_WORK TO BE COMPLETED_: Those lines of the data that hold the word "concentration" are to be copied out.

(Records from a data collection)
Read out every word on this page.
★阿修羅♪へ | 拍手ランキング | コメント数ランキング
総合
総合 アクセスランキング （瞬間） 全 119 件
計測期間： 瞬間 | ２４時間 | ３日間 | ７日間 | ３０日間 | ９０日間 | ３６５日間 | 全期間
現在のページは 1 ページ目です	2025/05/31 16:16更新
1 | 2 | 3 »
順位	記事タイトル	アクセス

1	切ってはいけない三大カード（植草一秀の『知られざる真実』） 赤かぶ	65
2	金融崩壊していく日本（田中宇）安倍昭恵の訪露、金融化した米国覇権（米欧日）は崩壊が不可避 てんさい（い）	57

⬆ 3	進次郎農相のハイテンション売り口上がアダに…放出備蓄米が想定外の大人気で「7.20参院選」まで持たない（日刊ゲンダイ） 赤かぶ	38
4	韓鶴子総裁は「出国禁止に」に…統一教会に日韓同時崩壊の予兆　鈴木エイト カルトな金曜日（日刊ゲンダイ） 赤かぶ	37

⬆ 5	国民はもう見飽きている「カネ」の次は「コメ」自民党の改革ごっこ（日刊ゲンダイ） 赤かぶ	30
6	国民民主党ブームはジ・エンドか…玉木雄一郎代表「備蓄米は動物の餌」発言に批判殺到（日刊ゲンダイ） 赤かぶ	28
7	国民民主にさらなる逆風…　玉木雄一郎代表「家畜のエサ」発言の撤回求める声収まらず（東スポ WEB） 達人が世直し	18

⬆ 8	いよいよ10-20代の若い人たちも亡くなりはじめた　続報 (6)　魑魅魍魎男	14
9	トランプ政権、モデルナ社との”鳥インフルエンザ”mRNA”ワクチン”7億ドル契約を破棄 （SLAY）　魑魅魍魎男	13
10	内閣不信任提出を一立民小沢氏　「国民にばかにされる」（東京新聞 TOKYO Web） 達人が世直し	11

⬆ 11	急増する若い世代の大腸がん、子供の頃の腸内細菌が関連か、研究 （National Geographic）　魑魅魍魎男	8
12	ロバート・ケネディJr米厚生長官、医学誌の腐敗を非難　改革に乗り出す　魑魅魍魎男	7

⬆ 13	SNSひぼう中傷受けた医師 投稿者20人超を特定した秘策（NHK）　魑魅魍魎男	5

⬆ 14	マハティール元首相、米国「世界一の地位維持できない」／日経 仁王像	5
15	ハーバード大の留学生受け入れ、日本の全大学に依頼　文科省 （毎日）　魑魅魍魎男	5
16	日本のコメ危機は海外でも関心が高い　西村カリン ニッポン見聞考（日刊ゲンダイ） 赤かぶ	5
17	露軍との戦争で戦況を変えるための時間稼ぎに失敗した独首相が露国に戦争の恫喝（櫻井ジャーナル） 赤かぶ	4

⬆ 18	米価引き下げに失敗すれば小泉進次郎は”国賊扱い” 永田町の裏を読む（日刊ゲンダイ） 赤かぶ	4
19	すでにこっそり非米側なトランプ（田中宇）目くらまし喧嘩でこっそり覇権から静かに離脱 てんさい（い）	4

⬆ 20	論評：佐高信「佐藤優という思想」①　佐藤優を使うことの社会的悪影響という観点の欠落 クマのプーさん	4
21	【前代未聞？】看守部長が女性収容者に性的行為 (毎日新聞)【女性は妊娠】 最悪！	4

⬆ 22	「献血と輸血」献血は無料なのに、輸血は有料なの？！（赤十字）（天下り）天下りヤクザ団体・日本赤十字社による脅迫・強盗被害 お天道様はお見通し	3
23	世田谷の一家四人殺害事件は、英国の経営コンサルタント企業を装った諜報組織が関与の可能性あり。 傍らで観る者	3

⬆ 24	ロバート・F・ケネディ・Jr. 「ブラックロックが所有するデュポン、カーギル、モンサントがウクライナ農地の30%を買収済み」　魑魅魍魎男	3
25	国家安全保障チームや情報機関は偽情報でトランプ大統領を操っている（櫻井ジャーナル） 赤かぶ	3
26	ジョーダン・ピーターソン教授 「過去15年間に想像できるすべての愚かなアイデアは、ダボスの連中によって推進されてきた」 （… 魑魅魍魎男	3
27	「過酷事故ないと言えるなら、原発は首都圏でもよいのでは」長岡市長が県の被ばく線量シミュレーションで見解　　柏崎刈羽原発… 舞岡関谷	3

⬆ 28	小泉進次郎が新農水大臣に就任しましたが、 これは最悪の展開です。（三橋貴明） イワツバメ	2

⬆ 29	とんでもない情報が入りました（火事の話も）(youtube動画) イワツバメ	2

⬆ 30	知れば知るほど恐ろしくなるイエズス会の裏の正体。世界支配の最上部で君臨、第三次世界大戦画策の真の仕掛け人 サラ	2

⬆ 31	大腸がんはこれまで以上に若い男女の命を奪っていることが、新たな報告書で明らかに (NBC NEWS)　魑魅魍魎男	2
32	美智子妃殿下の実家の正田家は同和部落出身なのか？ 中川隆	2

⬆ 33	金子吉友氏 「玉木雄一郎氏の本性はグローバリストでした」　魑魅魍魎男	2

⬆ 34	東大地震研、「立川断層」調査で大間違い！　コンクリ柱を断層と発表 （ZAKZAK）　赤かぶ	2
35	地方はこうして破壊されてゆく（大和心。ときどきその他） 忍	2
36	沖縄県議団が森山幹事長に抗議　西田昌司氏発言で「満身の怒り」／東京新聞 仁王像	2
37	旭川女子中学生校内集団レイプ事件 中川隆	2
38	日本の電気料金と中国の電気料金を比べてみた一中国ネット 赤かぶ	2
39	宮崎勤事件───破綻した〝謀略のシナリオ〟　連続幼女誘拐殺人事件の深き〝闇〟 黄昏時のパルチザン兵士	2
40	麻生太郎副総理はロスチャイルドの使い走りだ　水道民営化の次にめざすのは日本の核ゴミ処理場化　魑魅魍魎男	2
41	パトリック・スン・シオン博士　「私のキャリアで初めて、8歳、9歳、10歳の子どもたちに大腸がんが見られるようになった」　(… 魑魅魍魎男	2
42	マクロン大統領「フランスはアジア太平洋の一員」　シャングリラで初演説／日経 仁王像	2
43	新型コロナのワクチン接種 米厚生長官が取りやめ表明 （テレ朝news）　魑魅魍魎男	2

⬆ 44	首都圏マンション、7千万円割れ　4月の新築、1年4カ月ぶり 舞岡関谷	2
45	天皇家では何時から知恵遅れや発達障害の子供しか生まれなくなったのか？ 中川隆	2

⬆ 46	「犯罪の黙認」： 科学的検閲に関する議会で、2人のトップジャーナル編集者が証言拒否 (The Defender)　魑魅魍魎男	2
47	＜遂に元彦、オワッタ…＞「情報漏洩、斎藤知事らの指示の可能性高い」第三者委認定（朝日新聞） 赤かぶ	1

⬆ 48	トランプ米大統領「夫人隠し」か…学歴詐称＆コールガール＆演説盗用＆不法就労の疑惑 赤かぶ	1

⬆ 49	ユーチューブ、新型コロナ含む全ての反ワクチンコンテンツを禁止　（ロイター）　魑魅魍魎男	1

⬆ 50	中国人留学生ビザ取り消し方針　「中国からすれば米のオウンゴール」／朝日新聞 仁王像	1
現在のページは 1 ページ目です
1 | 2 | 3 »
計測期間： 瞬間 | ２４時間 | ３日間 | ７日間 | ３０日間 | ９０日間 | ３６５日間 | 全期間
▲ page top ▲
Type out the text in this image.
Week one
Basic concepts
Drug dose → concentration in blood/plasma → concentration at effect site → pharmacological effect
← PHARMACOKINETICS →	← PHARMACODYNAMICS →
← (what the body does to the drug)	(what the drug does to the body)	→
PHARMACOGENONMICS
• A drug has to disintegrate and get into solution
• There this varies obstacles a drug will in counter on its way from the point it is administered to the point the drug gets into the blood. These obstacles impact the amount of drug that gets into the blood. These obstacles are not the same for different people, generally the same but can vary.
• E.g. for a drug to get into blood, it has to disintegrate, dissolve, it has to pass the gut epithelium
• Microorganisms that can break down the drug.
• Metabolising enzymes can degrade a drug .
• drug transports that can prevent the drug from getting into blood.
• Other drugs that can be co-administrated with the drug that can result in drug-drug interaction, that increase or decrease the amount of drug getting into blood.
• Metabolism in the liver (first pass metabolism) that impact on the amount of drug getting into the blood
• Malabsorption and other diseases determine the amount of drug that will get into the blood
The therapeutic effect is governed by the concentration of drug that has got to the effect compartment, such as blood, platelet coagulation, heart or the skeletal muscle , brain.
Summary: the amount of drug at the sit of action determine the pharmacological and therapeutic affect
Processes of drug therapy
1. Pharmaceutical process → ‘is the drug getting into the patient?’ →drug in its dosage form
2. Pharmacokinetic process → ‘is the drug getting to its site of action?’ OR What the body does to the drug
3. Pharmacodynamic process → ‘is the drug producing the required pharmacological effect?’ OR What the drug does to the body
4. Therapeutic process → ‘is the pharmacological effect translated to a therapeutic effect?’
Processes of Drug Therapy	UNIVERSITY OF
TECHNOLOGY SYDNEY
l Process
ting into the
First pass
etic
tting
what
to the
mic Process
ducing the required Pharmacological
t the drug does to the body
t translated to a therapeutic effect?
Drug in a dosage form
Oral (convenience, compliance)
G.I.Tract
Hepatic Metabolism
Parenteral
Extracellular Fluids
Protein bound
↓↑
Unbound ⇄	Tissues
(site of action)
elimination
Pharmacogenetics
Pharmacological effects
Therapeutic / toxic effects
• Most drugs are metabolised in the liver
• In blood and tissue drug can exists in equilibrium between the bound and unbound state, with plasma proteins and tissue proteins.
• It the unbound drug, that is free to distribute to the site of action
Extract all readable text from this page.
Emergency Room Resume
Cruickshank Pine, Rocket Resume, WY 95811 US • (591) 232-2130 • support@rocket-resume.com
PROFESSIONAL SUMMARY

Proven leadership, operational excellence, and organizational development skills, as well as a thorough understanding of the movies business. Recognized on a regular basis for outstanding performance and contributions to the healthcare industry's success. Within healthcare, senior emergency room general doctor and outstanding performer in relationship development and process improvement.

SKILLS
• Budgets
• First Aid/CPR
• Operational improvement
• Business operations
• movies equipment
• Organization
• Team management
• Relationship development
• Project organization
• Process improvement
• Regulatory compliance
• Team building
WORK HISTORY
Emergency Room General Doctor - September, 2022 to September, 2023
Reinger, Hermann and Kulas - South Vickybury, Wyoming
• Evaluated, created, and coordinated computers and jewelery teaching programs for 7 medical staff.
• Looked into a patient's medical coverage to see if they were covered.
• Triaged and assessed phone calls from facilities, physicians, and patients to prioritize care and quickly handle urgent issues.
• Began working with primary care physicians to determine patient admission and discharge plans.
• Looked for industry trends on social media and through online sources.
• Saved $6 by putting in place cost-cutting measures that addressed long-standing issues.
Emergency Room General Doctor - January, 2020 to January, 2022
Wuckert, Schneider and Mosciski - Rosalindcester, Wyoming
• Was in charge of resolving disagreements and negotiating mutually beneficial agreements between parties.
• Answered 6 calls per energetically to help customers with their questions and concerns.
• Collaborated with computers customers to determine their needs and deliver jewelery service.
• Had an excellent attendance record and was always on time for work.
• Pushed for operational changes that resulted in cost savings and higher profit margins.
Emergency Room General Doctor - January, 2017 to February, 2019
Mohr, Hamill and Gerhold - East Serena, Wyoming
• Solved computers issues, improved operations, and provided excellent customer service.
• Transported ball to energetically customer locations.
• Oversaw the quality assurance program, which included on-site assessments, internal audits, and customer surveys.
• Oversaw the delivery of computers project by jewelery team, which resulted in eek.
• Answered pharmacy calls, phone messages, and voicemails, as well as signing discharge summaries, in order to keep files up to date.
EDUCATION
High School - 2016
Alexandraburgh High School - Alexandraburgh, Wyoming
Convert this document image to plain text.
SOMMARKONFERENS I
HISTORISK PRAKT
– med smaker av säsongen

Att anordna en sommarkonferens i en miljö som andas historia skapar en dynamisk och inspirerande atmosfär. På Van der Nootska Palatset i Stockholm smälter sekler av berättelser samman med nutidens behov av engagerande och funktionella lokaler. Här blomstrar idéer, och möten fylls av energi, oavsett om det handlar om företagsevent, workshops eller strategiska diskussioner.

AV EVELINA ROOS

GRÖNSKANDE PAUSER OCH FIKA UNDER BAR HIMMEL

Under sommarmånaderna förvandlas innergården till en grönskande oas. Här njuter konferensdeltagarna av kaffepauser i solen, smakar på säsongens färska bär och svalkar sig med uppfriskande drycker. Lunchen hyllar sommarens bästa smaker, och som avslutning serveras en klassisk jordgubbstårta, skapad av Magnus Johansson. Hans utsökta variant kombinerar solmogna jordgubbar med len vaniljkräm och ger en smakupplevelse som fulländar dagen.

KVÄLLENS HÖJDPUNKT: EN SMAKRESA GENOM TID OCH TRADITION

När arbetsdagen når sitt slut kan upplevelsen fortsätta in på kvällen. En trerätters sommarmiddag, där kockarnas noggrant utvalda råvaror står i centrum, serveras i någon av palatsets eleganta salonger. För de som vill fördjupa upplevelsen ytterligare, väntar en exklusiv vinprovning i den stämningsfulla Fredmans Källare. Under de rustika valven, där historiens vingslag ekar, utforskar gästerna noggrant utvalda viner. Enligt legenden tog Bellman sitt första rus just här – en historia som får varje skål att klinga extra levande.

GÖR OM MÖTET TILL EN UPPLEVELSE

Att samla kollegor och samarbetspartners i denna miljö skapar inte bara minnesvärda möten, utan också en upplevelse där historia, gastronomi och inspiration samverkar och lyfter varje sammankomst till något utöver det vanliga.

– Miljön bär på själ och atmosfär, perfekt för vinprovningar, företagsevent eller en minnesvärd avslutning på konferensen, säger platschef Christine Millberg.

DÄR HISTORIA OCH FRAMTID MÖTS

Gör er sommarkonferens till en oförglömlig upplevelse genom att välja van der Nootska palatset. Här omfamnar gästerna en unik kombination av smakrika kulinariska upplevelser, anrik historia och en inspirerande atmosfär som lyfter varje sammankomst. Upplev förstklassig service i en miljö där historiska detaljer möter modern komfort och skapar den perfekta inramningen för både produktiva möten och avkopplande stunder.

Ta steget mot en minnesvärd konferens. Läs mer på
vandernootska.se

_RESPONSE TO THE TASK_:
Drug dose → concentration in blood/plasma → concentration at effect site → pharmacological effect
The therapeutic effect is governed by the concentration of drug that has got to the effect compartment, such as blood, platelet coagulation, heart or the skeletal muscle , brain.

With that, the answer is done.